* [Written instruction] Images are not part of the copy; write out the rest of the data exactly as given.

* [Records shown]
────────────────────

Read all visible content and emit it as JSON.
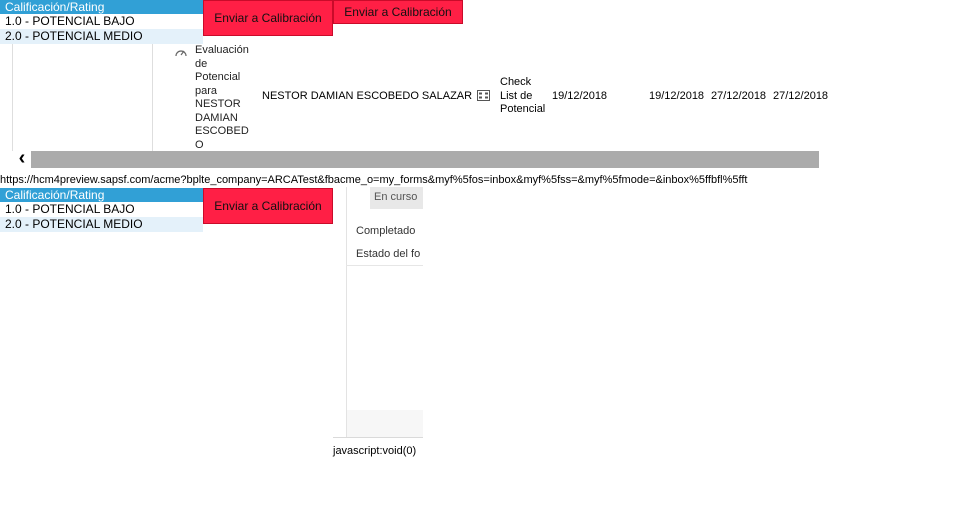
{
  "rating_panels": [
    {
      "header": "Calificación/Rating",
      "items": [
        "1.0 - POTENCIAL BAJO",
        "2.0 - POTENCIAL MEDIO"
      ]
    },
    {
      "header": "Calificación/Rating",
      "items": [
        "1.0 - POTENCIAL BAJO",
        "2.0 - POTENCIAL MEDIO"
      ]
    }
  ],
  "buttons": {
    "calibrate_1": "Enviar a Calibración",
    "calibrate_2": "Enviar a Calibración",
    "calibrate_3": "Enviar a Calibración"
  },
  "row": {
    "form_title": "Evaluación de Potencial para NESTOR DAMIAN ESCOBEDO SALAZAR",
    "employee": "NESTOR DAMIAN ESCOBEDO SALAZAR",
    "step": "Check List de Potencial",
    "date_1": "19/12/2018",
    "date_2": "19/12/2018",
    "date_3": "27/12/2018",
    "date_4": "27/12/2018"
  },
  "scroll": {
    "left_arrow": "‹"
  },
  "url_text": "https://hcm4preview.sapsf.com/acme?bplte_company=ARCATest&fbacme_o=my_forms&myf%5fos=inbox&myf%5fss=&myf%5fmode=&inbox%5ffbfl%5fft",
  "side_panel": {
    "tab_label": "En curso",
    "completed_label": "Completado",
    "status_label": "Estado del fo"
  },
  "status_url": "javascript:void(0)",
  "colors": {
    "rating_header": "#31a0d6",
    "rating_alt_row": "#e4f1fa",
    "calibrate_button": "#ff1f45",
    "scrollbar": "#ababab"
  }
}
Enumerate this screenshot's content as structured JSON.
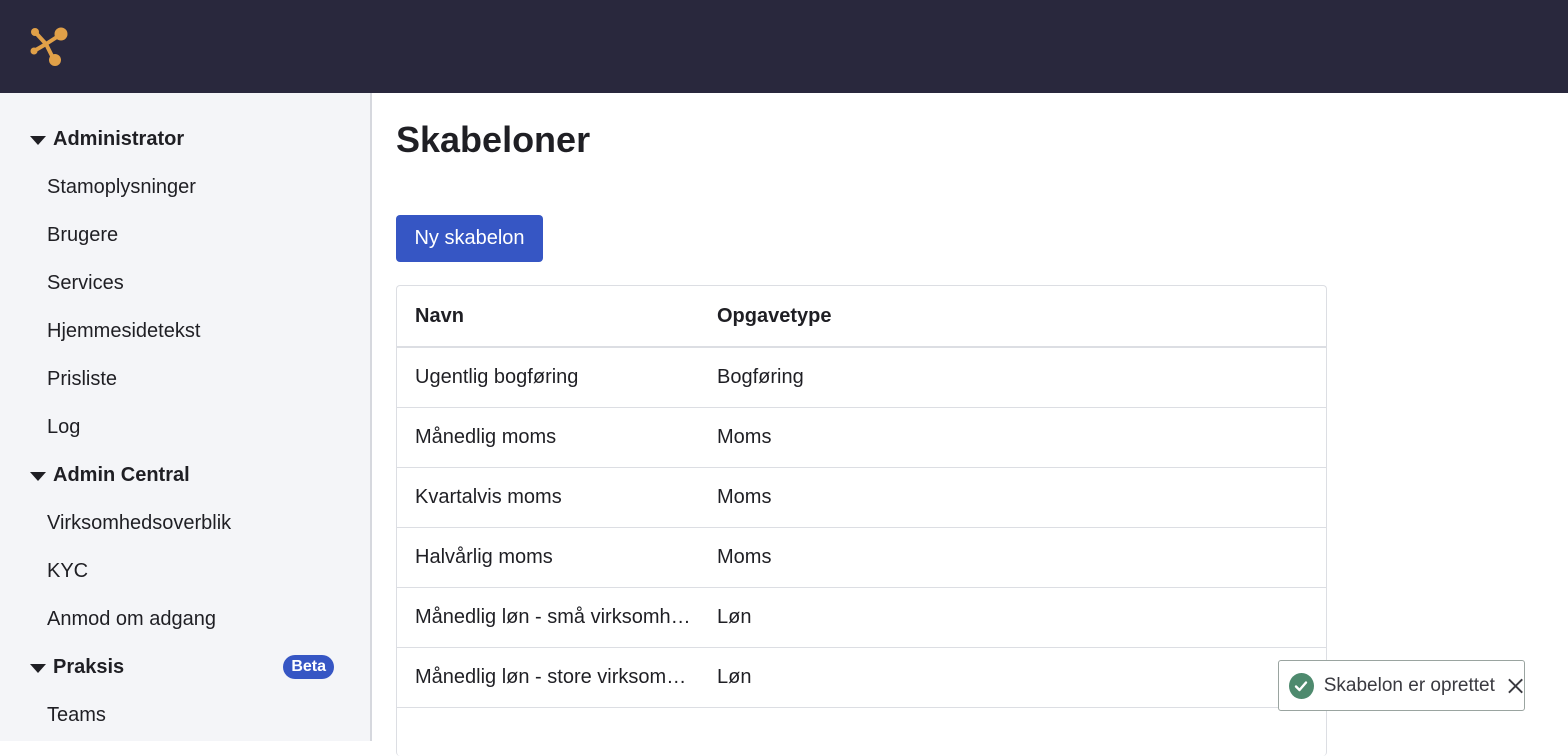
{
  "header": {
    "logo_icon": "brand-logo-icon"
  },
  "sidebar": {
    "sections": [
      {
        "label": "Administrator",
        "items": [
          "Stamoplysninger",
          "Brugere",
          "Services",
          "Hjemmesidetekst",
          "Prisliste",
          "Log"
        ]
      },
      {
        "label": "Admin Central",
        "items": [
          "Virksomhedsoverblik",
          "KYC",
          "Anmod om adgang"
        ]
      },
      {
        "label": "Praksis",
        "badge": "Beta",
        "items": [
          "Teams"
        ]
      }
    ]
  },
  "main": {
    "title": "Skabeloner",
    "new_button": "Ny skabelon",
    "table": {
      "headers": [
        "Navn",
        "Opgavetype"
      ],
      "rows": [
        [
          "Ugentlig bogføring",
          "Bogføring"
        ],
        [
          "Månedlig moms",
          "Moms"
        ],
        [
          "Kvartalvis moms",
          "Moms"
        ],
        [
          "Halvårlig moms",
          "Moms"
        ],
        [
          "Månedlig løn - små virksomheder",
          "Løn"
        ],
        [
          "Månedlig løn - store virksomheder",
          "Løn"
        ]
      ]
    }
  },
  "toast": {
    "message": "Skabelon er oprettet",
    "icon": "check-circle-icon",
    "close_icon": "close-icon"
  },
  "colors": {
    "topbar": "#29283d",
    "accent": "#3656c4",
    "logo": "#e0a048",
    "success": "#4e8a6e"
  }
}
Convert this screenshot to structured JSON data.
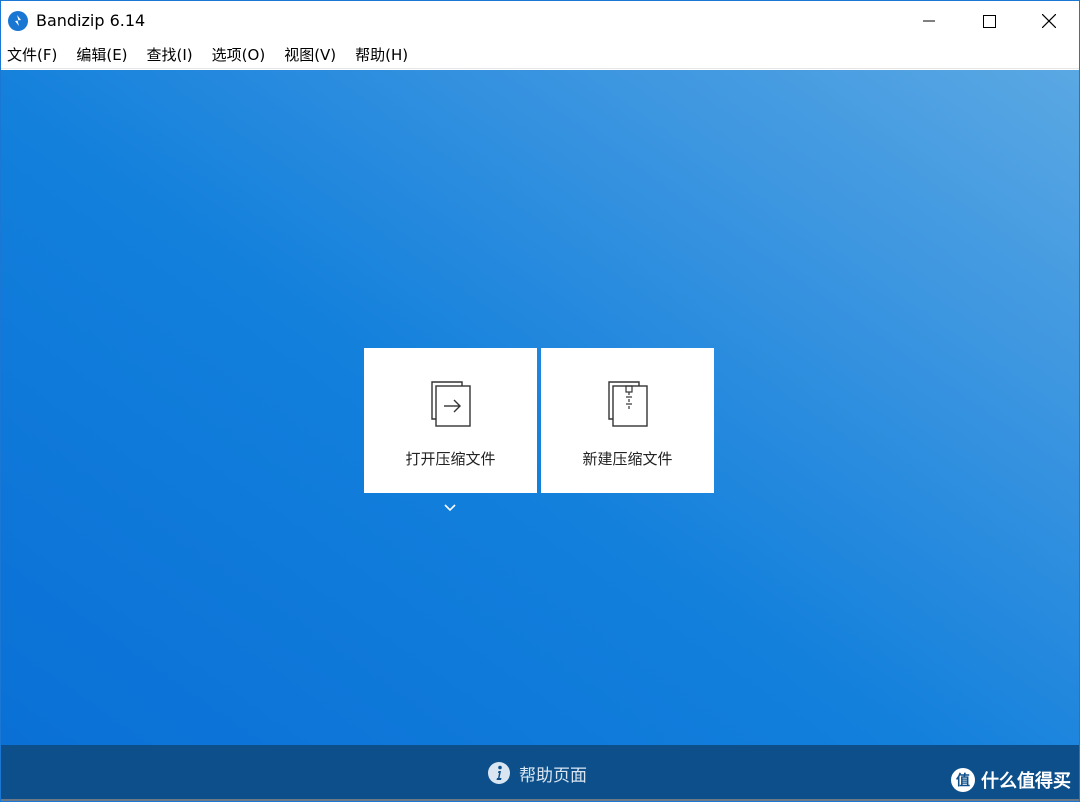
{
  "window": {
    "title": "Bandizip 6.14",
    "logo_icon": "bandizip-logo-icon",
    "controls": [
      "minimize-icon",
      "maximize-icon",
      "close-icon"
    ]
  },
  "menu": {
    "items": [
      {
        "label": "文件(F)"
      },
      {
        "label": "编辑(E)"
      },
      {
        "label": "查找(I)"
      },
      {
        "label": "选项(O)"
      },
      {
        "label": "视图(V)"
      },
      {
        "label": "帮助(H)"
      }
    ]
  },
  "main": {
    "open_card": {
      "label": "打开压缩文件",
      "icon": "open-archive-icon"
    },
    "new_card": {
      "label": "新建压缩文件",
      "icon": "new-archive-icon"
    },
    "dropdown_icon": "chevron-down-icon"
  },
  "footer": {
    "help_label": "帮助页面",
    "help_icon": "info-icon",
    "watermark_text": "什么值得买",
    "watermark_logo": "值"
  },
  "colors": {
    "accent": "#1976d2",
    "footer": "#0d4f8a",
    "gradient_start": "#0a70d6",
    "gradient_end": "#5aa8e3"
  }
}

────────────────────

* [Task output]
Read all visible content and emit it as JSON.
{
  "rating_panels": [
    {
      "header": "Calificación/Rating",
      "items": [
        "1.0 - POTENCIAL BAJO",
        "2.0 - POTENCIAL MEDIO"
      ]
    },
    {
      "header": "Calificación/Rating",
      "items": [
        "1.0 - POTENCIAL BAJO",
        "2.0 - POTENCIAL MEDIO"
      ]
    }
  ],
  "buttons": {
    "calibrate_1": "Enviar a Calibración",
    "calibrate_2": "Enviar a Calibración",
    "calibrate_3": "Enviar a Calibración"
  },
  "row": {
    "form_title": "Evaluación de Potencial para NESTOR DAMIAN ESCOBEDO SALAZAR",
    "employee": "NESTOR DAMIAN ESCOBEDO SALAZAR",
    "step": "Check List de Potencial",
    "date_1": "19/12/2018",
    "date_2": "19/12/2018",
    "date_3": "27/12/2018",
    "date_4": "27/12/2018"
  },
  "scroll": {
    "left_arrow": "‹"
  },
  "url_text": "https://hcm4preview.sapsf.com/acme?bplte_company=ARCATest&fbacme_o=my_forms&myf%5fos=inbox&myf%5fss=&myf%5fmode=&inbox%5ffbfl%5fft",
  "side_panel": {
    "tab_label": "En curso",
    "completed_label": "Completado",
    "status_label": "Estado del fo"
  },
  "status_url": "javascript:void(0)",
  "colors": {
    "rating_header": "#31a0d6",
    "rating_alt_row": "#e4f1fa",
    "calibrate_button": "#ff1f45",
    "scrollbar": "#ababab"
  }
}
Enumerate this screenshot's content as structured JSON.
{
  "header": {
    "logo_icon": "brand-logo-icon"
  },
  "sidebar": {
    "sections": [
      {
        "label": "Administrator",
        "items": [
          "Stamoplysninger",
          "Brugere",
          "Services",
          "Hjemmesidetekst",
          "Prisliste",
          "Log"
        ]
      },
      {
        "label": "Admin Central",
        "items": [
          "Virksomhedsoverblik",
          "KYC",
          "Anmod om adgang"
        ]
      },
      {
        "label": "Praksis",
        "badge": "Beta",
        "items": [
          "Teams"
        ]
      }
    ]
  },
  "main": {
    "title": "Skabeloner",
    "new_button": "Ny skabelon",
    "table": {
      "headers": [
        "Navn",
        "Opgavetype"
      ],
      "rows": [
        [
          "Ugentlig bogføring",
          "Bogføring"
        ],
        [
          "Månedlig moms",
          "Moms"
        ],
        [
          "Kvartalvis moms",
          "Moms"
        ],
        [
          "Halvårlig moms",
          "Moms"
        ],
        [
          "Månedlig løn - små virksomheder",
          "Løn"
        ],
        [
          "Månedlig løn - store virksomheder",
          "Løn"
        ]
      ]
    }
  },
  "toast": {
    "message": "Skabelon er oprettet",
    "icon": "check-circle-icon",
    "close_icon": "close-icon"
  },
  "colors": {
    "topbar": "#29283d",
    "accent": "#3656c4",
    "logo": "#e0a048",
    "success": "#4e8a6e"
  }
}
Convert this screenshot to structured JSON data.
{
  "window": {
    "title": "Bandizip 6.14",
    "logo_icon": "bandizip-logo-icon",
    "controls": [
      "minimize-icon",
      "maximize-icon",
      "close-icon"
    ]
  },
  "menu": {
    "items": [
      {
        "label": "文件(F)"
      },
      {
        "label": "编辑(E)"
      },
      {
        "label": "查找(I)"
      },
      {
        "label": "选项(O)"
      },
      {
        "label": "视图(V)"
      },
      {
        "label": "帮助(H)"
      }
    ]
  },
  "main": {
    "open_card": {
      "label": "打开压缩文件",
      "icon": "open-archive-icon"
    },
    "new_card": {
      "label": "新建压缩文件",
      "icon": "new-archive-icon"
    },
    "dropdown_icon": "chevron-down-icon"
  },
  "footer": {
    "help_label": "帮助页面",
    "help_icon": "info-icon",
    "watermark_text": "什么值得买",
    "watermark_logo": "值"
  },
  "colors": {
    "accent": "#1976d2",
    "footer": "#0d4f8a",
    "gradient_start": "#0a70d6",
    "gradient_end": "#5aa8e3"
  }
}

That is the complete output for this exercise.